> EXERCISE INPUTS

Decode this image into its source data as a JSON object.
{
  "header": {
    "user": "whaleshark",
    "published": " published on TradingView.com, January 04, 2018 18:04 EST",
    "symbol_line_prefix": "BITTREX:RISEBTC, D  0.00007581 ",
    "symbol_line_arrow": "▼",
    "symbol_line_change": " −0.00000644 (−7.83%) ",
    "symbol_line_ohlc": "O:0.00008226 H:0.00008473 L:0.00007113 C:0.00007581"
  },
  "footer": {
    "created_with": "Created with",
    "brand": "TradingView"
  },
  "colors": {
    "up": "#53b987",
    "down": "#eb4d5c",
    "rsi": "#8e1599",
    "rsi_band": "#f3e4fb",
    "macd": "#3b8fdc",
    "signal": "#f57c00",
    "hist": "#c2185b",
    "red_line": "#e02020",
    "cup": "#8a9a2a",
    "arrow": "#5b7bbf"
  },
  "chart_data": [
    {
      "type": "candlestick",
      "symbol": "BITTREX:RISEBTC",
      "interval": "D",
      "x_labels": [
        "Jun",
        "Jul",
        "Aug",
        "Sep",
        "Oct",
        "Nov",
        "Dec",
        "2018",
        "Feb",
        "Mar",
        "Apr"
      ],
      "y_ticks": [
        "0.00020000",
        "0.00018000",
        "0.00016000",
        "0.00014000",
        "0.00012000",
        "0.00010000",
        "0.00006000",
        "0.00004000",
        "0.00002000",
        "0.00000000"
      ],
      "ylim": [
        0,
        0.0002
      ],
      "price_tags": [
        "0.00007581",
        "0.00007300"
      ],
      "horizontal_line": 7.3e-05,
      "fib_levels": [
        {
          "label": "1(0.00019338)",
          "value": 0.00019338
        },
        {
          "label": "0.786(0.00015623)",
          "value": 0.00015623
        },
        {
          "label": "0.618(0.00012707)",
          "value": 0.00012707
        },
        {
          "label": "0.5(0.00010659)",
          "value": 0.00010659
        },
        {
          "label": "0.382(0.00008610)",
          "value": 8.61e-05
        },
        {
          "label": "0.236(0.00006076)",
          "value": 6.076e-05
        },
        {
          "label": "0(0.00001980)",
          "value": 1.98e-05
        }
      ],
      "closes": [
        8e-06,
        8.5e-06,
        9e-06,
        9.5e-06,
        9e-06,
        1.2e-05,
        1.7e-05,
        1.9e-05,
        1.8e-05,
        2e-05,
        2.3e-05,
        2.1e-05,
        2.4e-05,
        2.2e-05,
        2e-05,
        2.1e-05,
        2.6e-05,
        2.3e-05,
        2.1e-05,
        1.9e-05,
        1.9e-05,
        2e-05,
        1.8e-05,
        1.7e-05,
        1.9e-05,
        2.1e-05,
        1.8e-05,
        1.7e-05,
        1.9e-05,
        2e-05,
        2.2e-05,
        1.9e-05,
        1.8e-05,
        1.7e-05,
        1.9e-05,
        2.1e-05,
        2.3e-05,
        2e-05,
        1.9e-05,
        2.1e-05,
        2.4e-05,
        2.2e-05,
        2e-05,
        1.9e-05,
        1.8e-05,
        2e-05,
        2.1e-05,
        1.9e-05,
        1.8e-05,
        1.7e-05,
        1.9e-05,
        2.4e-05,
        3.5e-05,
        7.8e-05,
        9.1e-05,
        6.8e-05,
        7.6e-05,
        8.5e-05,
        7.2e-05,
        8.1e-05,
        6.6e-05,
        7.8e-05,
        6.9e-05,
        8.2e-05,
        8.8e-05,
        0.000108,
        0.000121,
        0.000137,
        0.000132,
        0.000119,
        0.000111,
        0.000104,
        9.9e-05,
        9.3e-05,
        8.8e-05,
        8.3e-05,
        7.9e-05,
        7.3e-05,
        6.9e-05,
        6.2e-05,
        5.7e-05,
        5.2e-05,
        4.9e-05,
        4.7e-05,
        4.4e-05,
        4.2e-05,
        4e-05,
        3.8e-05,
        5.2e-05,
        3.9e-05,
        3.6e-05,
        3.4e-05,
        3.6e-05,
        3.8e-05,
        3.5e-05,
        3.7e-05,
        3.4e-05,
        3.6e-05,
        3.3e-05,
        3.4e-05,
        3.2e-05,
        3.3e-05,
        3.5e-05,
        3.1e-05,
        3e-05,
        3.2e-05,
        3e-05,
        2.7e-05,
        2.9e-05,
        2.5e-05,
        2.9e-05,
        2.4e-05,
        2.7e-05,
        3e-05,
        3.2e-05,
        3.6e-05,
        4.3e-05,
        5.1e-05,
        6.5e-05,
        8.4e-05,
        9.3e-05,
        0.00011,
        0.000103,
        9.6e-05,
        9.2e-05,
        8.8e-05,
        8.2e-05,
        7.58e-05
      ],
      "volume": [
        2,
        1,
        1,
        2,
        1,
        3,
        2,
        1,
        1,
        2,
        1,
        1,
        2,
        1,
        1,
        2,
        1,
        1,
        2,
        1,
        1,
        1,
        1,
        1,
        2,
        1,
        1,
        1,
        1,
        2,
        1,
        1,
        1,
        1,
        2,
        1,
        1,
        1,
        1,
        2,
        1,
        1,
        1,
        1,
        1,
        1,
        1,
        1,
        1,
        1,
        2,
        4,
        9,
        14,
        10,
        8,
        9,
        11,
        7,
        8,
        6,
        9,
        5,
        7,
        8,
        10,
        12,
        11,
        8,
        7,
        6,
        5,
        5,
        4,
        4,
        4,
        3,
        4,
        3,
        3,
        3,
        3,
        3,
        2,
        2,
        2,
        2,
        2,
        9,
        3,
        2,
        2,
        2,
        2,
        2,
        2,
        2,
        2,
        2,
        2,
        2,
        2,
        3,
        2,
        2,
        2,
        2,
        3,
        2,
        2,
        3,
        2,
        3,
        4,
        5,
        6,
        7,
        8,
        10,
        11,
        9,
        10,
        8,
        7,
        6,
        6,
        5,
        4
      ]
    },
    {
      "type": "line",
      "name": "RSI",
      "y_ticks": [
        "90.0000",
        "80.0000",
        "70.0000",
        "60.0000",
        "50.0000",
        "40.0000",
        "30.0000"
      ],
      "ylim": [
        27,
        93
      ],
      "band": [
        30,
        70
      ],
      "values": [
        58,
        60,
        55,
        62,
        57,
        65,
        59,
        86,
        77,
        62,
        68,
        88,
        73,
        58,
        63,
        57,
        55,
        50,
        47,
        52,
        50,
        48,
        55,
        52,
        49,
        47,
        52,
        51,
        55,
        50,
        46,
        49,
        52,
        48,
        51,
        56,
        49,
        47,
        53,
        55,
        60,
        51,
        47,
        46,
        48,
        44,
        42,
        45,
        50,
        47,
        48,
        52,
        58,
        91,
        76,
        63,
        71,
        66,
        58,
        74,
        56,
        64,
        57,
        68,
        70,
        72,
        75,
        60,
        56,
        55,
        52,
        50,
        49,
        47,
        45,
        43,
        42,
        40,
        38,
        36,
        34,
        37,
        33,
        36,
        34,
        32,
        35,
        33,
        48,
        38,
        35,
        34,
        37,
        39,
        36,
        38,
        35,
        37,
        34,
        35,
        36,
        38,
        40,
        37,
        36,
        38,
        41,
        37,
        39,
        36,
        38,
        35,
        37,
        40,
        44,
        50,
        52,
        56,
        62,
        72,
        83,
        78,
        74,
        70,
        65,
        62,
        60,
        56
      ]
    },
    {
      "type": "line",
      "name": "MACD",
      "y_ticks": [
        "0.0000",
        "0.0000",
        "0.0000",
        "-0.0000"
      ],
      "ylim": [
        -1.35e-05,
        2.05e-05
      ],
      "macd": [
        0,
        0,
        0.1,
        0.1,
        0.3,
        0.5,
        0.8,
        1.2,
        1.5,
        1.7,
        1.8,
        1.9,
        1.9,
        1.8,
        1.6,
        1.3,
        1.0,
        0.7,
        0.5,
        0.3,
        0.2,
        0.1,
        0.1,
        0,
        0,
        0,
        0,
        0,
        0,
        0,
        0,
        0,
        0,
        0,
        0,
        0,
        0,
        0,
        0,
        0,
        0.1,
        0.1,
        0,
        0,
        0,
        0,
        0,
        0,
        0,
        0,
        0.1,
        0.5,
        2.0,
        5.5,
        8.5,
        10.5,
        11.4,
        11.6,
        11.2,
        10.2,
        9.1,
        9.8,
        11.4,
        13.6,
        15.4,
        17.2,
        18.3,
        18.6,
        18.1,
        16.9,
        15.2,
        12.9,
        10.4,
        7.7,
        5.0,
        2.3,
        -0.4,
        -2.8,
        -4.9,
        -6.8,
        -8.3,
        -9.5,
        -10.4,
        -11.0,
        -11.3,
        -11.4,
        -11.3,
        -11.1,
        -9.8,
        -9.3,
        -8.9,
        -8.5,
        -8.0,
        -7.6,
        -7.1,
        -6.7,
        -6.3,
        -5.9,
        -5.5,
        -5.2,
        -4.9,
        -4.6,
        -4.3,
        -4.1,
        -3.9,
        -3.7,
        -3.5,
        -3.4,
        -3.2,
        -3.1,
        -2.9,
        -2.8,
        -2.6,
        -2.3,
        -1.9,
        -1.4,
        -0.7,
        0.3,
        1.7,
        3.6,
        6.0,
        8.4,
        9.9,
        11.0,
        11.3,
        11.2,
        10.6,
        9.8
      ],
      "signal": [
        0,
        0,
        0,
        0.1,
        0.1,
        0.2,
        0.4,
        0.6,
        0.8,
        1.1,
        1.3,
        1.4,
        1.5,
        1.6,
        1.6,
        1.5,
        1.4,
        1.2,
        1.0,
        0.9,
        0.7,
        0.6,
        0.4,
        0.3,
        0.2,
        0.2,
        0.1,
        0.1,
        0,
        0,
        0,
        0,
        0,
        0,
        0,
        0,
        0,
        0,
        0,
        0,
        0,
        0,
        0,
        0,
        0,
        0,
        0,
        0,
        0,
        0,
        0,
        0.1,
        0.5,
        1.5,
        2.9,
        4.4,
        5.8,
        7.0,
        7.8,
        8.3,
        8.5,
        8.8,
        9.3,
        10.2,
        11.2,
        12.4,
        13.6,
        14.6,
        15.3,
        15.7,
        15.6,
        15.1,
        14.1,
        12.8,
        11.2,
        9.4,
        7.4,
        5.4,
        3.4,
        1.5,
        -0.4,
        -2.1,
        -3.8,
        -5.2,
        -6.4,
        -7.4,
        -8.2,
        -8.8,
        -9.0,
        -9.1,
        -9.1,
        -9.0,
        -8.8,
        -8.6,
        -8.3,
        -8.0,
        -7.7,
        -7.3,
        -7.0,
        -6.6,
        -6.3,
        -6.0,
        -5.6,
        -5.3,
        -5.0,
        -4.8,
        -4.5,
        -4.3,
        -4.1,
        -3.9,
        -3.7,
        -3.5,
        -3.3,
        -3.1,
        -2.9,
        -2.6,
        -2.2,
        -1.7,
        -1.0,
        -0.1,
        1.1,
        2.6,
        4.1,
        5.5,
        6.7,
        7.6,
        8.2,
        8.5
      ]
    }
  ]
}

> INSTRUCTIONS FOR THE TASK
Search the listing for the word "BITTREX". Copy every line in which it occurs.

> ANSWER
    "symbol_line_prefix": "BITTREX:RISEBTC, D  0.00007581 ",
      "symbol": "BITTREX:RISEBTC",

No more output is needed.